* DOCUMENT EXTRACT:
Fine Tuning Retail Object Detection Models provided in NGC

I want to Test Retail Object Detection Models provided under NGC in TAO. I want to first use the models to run inference, and then fine tune the models with my custom data. However I am not clear of which configuration/spec files to use with each provided model, if they are EfficientDet or DINO models ( and which TAO version)

The following information id provided under the documentation. However this is about models v1.0. Is the documentation not updated after although new models have been released?

Network Architecture: EfficientDet, DINO-FAN_base

The documentation mentioned to use TAO Efficientdet-TF2 for fine tuning the model and has provided the configuration file for that


`
However description for the latest release is given as

DINO (DETR with Improved DeNoising Anchor Boxes) based object detection network to detect retail objects on a checkout counter.

And the latest released trainable model is tagged as dino_model_epoch=011.pth

So its not clear to me what configuration/ spec file needs to be used with this trainable model when running inference with this model/ or to use them as pre-trained model.

  • Can you please specify which TAO model and specification file need to be used with new or old trainable object detection models released under NGC. And also point to TAO model under TAO documentation (Efficient-det or DINO)? Are they are TF or pytorch models?
  • And which TAO version we should use with latest released version ( TAO 5.2 as specified in documentation or is it out of date as the latest releases are after that?)
1 Like

Please refer to notebook tao_tutorials/notebooks/tao_launcher_starter_kit/retail_object_detection/retail_object_detection.ipynb at main · NVIDIA/tao_tutorials · GitHub to do finetuning.
The specs files can be found it that folder as well. It will use DINO network. The DINO network locates at TAO pytorch docker.
The latest TAO 5.5 doc is in DINO - NVIDIA Docs.
For inference with TAO, you can refer to the notebook or TAO user guide.

* GIVEN INSTRUCTION A:
Pick out every line of the records that contains the string "text".
The forum thread and the records are unrelated.

* EXERCISE MATERIALS:

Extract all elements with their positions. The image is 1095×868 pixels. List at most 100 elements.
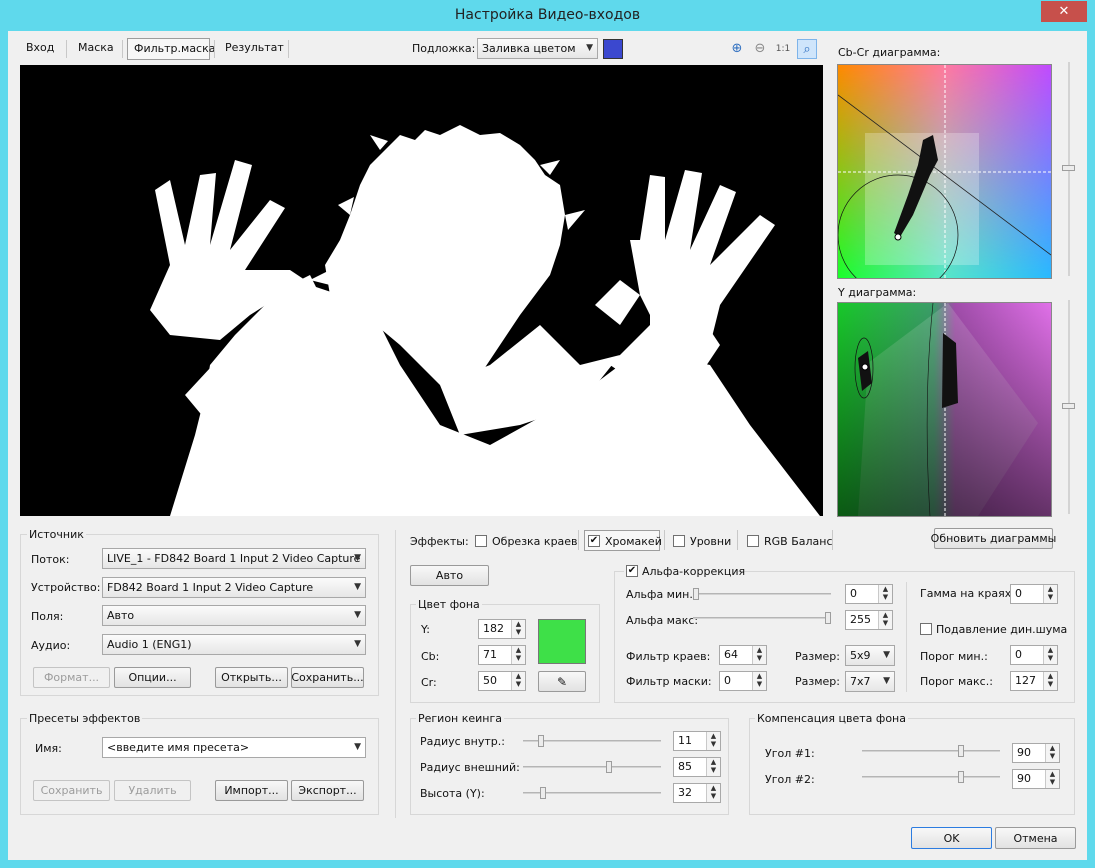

---

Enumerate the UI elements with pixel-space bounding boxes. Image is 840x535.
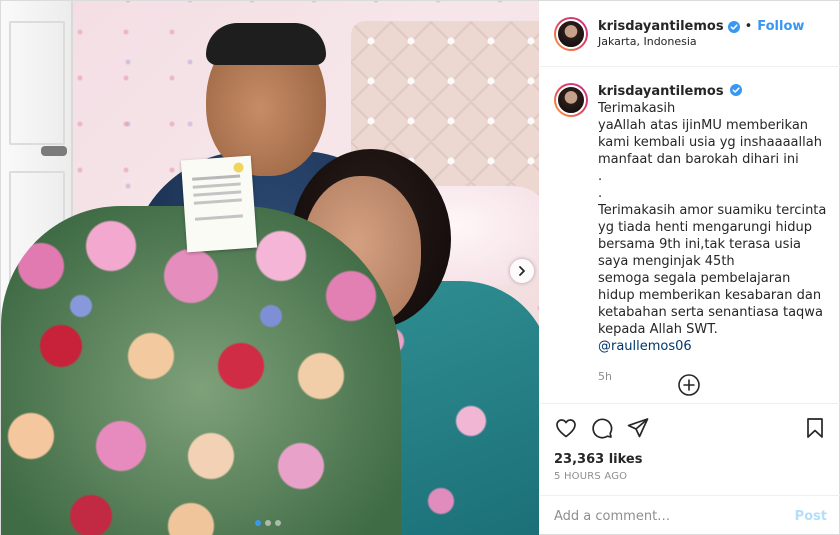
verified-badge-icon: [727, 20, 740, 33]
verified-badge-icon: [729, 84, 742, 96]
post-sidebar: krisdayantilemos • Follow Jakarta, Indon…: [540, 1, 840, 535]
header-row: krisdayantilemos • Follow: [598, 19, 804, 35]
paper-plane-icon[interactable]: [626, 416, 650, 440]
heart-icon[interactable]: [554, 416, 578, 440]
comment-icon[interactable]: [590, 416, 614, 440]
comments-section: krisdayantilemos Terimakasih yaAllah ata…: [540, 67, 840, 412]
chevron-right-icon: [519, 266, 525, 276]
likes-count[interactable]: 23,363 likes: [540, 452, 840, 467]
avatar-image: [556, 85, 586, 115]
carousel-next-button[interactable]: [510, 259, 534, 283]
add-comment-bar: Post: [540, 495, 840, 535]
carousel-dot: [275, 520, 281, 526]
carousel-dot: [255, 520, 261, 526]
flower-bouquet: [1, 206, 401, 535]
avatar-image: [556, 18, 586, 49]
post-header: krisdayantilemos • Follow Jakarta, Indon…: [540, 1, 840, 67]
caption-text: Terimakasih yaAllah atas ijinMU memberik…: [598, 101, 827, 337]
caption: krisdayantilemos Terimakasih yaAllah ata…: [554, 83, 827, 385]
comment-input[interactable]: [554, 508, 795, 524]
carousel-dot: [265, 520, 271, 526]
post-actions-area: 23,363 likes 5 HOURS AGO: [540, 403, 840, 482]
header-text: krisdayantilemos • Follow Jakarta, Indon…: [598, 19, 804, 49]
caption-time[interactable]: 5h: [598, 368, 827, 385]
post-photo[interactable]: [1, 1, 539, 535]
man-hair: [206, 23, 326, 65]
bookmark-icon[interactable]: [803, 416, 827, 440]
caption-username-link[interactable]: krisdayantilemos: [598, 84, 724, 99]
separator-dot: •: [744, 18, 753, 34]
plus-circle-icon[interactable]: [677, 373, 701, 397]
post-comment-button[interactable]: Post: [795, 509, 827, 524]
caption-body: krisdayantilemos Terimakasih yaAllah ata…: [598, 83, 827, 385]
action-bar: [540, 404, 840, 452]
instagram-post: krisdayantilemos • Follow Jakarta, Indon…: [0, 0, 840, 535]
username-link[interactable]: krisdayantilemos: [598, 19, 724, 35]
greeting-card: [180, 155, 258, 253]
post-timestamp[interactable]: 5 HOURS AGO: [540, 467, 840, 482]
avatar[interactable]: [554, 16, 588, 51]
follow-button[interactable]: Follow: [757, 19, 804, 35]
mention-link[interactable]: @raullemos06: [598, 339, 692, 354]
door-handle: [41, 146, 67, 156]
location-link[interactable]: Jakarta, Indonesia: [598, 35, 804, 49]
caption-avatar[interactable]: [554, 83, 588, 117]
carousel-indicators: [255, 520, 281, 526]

* GIVEN INSTRUCTION B:
Reproduce the forum thread between "DINO (DETR with" and "are after that?)", inclusive, replacing "checkout counter" with "store shelf".

* COMPLETE OUTPUT A:
caption-text: Terimakasih yaAllah atas ijinMU memberik…: [598, 101, 827, 337]
header-text: krisdayantilemos • Follow Jakarta, Indon…: [598, 19, 804, 49]

* COMPLETE OUTPUT B:
DINO (DETR with Improved DeNoising Anchor Boxes) based object detection network to detect retail objects on a store shelf.

And the latest released trainable model is tagged as dino_model_epoch=011.pth

So its not clear to me what configuration/ spec file needs to be used with this trainable model when running inference with this model/ or to use them as pre-trained model.

  • Can you please specify which TAO model and specification file need to be used with new or old trainable object detection models released under NGC. And also point to TAO model under TAO documentation (Efficient-det or DINO)? Are they are TF or pytorch models?
  • And which TAO version we should use with latest released version ( TAO 5.2 as specified in documentation or is it out of date as the latest releases are after that?)